**RECORDS FOR THE TASK**.
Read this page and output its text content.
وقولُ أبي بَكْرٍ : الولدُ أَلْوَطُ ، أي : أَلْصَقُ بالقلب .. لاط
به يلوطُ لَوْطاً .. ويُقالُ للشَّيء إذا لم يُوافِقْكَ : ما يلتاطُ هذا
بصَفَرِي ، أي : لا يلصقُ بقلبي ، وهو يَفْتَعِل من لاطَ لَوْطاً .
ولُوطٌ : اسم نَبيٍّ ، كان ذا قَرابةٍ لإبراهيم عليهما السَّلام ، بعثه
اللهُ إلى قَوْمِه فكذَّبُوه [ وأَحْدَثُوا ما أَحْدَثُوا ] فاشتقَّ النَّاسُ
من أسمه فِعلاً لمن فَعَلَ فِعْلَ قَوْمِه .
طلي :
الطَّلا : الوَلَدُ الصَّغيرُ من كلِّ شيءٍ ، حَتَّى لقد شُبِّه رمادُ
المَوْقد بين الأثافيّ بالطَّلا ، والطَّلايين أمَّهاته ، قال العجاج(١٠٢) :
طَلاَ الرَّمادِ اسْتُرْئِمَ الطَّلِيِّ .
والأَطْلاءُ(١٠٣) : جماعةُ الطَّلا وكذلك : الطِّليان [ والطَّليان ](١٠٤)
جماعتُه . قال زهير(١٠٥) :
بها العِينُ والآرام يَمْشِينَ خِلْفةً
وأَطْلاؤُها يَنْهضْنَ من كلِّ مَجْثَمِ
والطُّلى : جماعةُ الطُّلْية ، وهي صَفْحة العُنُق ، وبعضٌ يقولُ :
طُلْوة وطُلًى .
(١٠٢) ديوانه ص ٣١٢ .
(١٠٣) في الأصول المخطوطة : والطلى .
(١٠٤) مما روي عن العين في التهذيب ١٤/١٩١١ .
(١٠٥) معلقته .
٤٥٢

**SHORT TASK**.
Copy out every line from the data above that has "جماعة" in it.

**REPLY TO THE TASK**.
والأَطْلاءُ(١٠٣) : جماعةُ الطَّلا وكذلك : الطِّليان [ والطَّليان ](١٠٤)
والطُّلى : جماعةُ الطُّلْية ، وهي صَفْحة العُنُق ، وبعضٌ يقولُ :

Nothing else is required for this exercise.